Return every line below that contains the string "legend". Case counts.

::: Record extracts :::

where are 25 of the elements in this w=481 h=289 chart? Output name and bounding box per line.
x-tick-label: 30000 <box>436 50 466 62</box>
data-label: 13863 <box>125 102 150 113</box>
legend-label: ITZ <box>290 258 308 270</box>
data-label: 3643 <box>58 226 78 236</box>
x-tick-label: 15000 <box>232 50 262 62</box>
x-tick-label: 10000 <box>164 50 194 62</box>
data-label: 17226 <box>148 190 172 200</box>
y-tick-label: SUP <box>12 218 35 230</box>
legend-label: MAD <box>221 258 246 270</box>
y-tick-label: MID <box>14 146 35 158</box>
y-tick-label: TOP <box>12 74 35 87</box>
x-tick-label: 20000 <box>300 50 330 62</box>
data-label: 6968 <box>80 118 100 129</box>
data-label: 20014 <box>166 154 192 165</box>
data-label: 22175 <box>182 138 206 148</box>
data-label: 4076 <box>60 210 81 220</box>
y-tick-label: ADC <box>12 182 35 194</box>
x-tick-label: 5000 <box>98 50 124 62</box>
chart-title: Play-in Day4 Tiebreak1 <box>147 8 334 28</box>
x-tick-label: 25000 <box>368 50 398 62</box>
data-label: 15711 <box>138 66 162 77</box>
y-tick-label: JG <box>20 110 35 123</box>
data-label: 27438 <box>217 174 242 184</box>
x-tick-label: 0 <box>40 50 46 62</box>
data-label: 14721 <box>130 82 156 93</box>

:::

- _Written response_:
legend-label: ITZ <box>290 258 308 270</box>
legend-label: MAD <box>221 258 246 270</box>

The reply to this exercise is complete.